━━ Data excerpts ━━
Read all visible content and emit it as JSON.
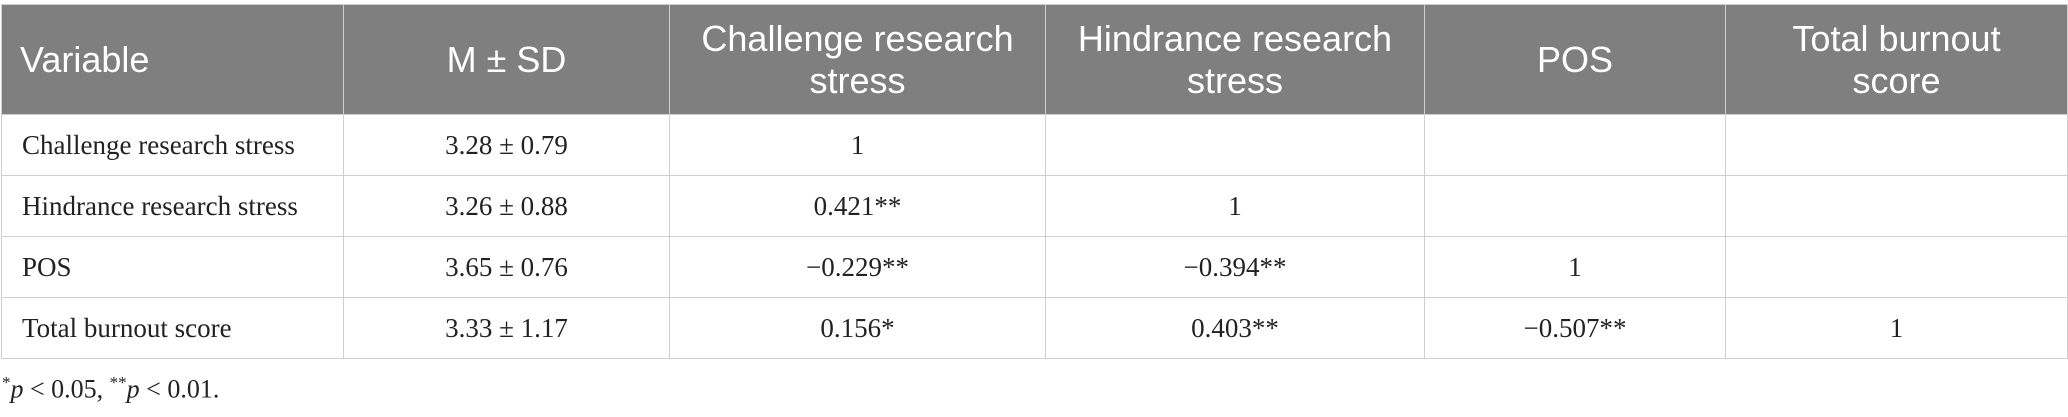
{
  "table": {
    "header": [
      "Variable",
      "M ± SD",
      "Challenge research stress",
      "Hindrance research stress",
      "POS",
      "Total burnout score"
    ],
    "rows": [
      [
        "Challenge research stress",
        "3.28 ± 0.79",
        "1",
        null,
        null,
        null
      ],
      [
        "Hindrance research stress",
        "3.26 ± 0.88",
        "0.421**",
        "1",
        null,
        null
      ],
      [
        "POS",
        "3.65 ± 0.76",
        "−0.229**",
        "−0.394**",
        "1",
        null
      ],
      [
        "Total burnout score",
        "3.33 ± 1.17",
        "0.156*",
        "0.403**",
        "−0.507**",
        "1"
      ]
    ]
  },
  "footnote": [
    "*",
    "p",
    " < 0.05, ",
    "**",
    "p",
    " < 0.01."
  ]
}
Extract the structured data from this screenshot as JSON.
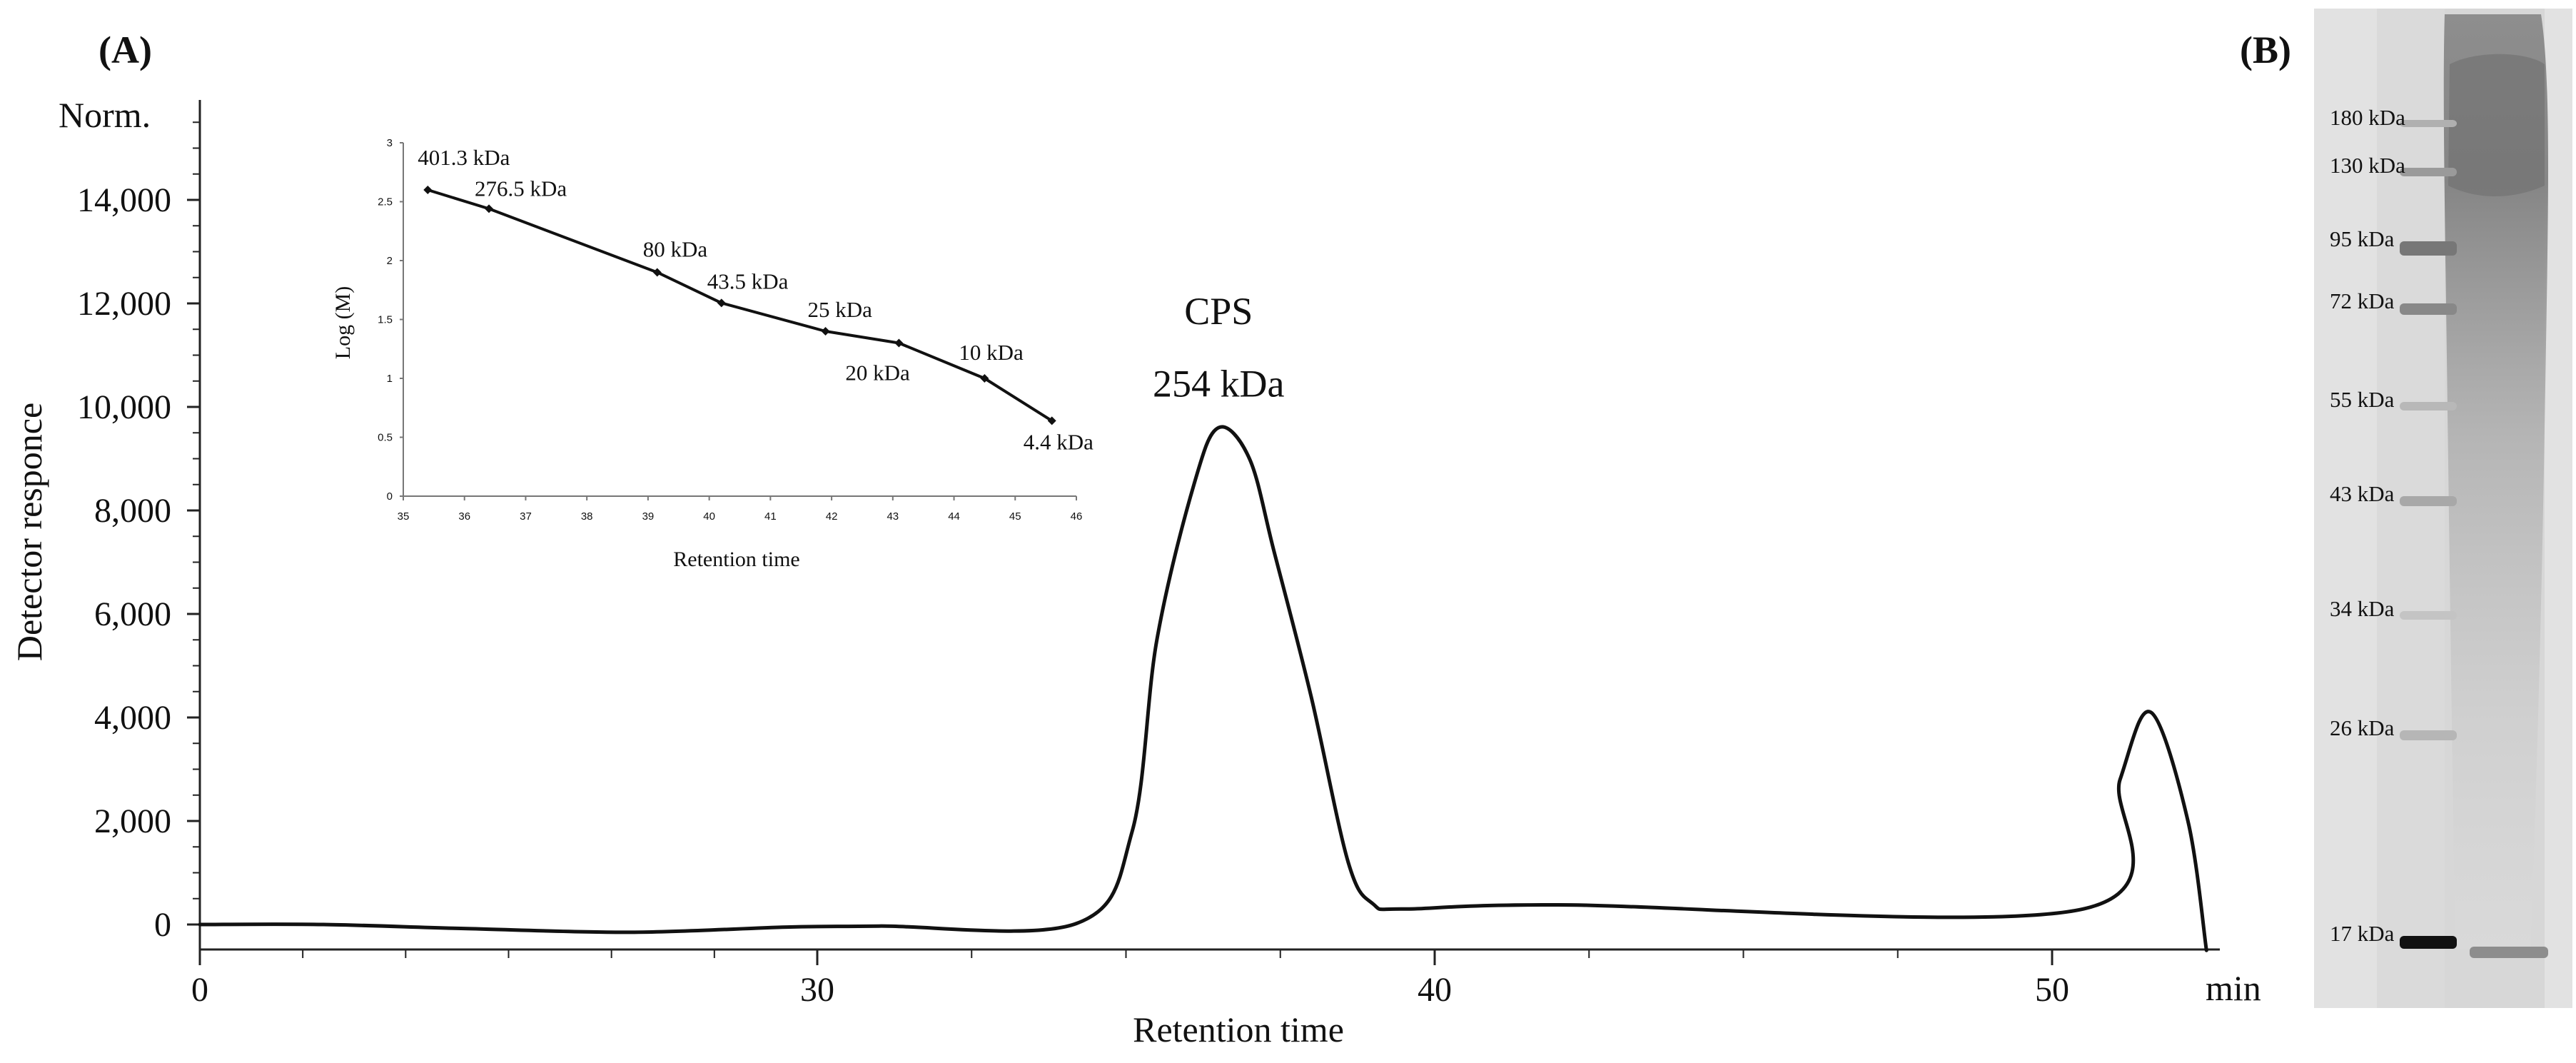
{
  "panels": {
    "a_label": "(A)",
    "b_label": "(B)"
  },
  "chart_data": [
    {
      "type": "line",
      "title": "",
      "xlabel": "Retention time",
      "ylabel": "Detector responce",
      "y_unit_label": "Norm.",
      "x_unit_label": "min",
      "xlim": [
        0,
        53
      ],
      "ylim": [
        -500,
        16000
      ],
      "x_ticks": [
        0,
        30,
        40,
        50
      ],
      "x_tick_labels": [
        "0",
        "30",
        "40",
        "50"
      ],
      "y_ticks": [
        0,
        2000,
        4000,
        6000,
        8000,
        10000,
        12000,
        14000
      ],
      "y_tick_labels": [
        "0",
        "2,000",
        "4,000",
        "6,000",
        "8,000",
        "10,000",
        "12,000",
        "14,000"
      ],
      "series": [
        {
          "name": "Detector response",
          "x": [
            0,
            6,
            13,
            21,
            28.5,
            31,
            34.2,
            35.1,
            35.5,
            36.1,
            36.5,
            37.0,
            37.4,
            38.0,
            38.6,
            39.0,
            39.5,
            42,
            50.5,
            51.1,
            51.6,
            52.2,
            52.5
          ],
          "y": [
            0,
            0,
            -80,
            -150,
            -50,
            -30,
            20,
            1800,
            5500,
            8500,
            9600,
            9000,
            7200,
            4400,
            1200,
            400,
            300,
            380,
            300,
            2800,
            4100,
            2000,
            -500
          ]
        }
      ],
      "annotations": [
        {
          "text": "CPS",
          "x": 36.5,
          "y": 11600
        },
        {
          "text": "254 kDa",
          "x": 36.5,
          "y": 10200
        }
      ]
    },
    {
      "type": "line",
      "title": "",
      "xlabel": "Retention time",
      "ylabel": "Log (M)",
      "xlim": [
        35,
        46
      ],
      "ylim": [
        0,
        3
      ],
      "x_ticks": [
        35,
        36,
        37,
        38,
        39,
        40,
        41,
        42,
        43,
        44,
        45,
        46
      ],
      "x_tick_labels": [
        "35",
        "36",
        "37",
        "38",
        "39",
        "40",
        "41",
        "42",
        "43",
        "44",
        "45",
        "46"
      ],
      "y_ticks": [
        0,
        0.5,
        1,
        1.5,
        2,
        2.5,
        3
      ],
      "y_tick_labels": [
        "0",
        "0.5",
        "1",
        "1.5",
        "2",
        "2.5",
        "3"
      ],
      "series": [
        {
          "name": "Calibration",
          "points": [
            {
              "x": 35.4,
              "y": 2.6,
              "label": "401.3 kDa"
            },
            {
              "x": 36.4,
              "y": 2.44,
              "label": "276.5 kDa"
            },
            {
              "x": 39.15,
              "y": 1.9,
              "label": "80 kDa"
            },
            {
              "x": 40.2,
              "y": 1.64,
              "label": "43.5 kDa"
            },
            {
              "x": 41.9,
              "y": 1.4,
              "label": "25 kDa"
            },
            {
              "x": 43.1,
              "y": 1.3,
              "label": "20 kDa"
            },
            {
              "x": 44.5,
              "y": 1.0,
              "label": "10 kDa"
            },
            {
              "x": 45.6,
              "y": 0.64,
              "label": "4.4 kDa"
            }
          ]
        }
      ]
    }
  ],
  "gel": {
    "ladder": [
      "180 kDa",
      "130 kDa",
      "95 kDa",
      "72 kDa",
      "55 kDa",
      "43 kDa",
      "34 kDa",
      "26 kDa",
      "17 kDa"
    ]
  }
}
━━━
▶ **Request**
Go through the records above and copy every line with the word "ylabel".

▶ **Task result**
      "ylabel": "Detector responce",
      "ylabel": "Log (M)",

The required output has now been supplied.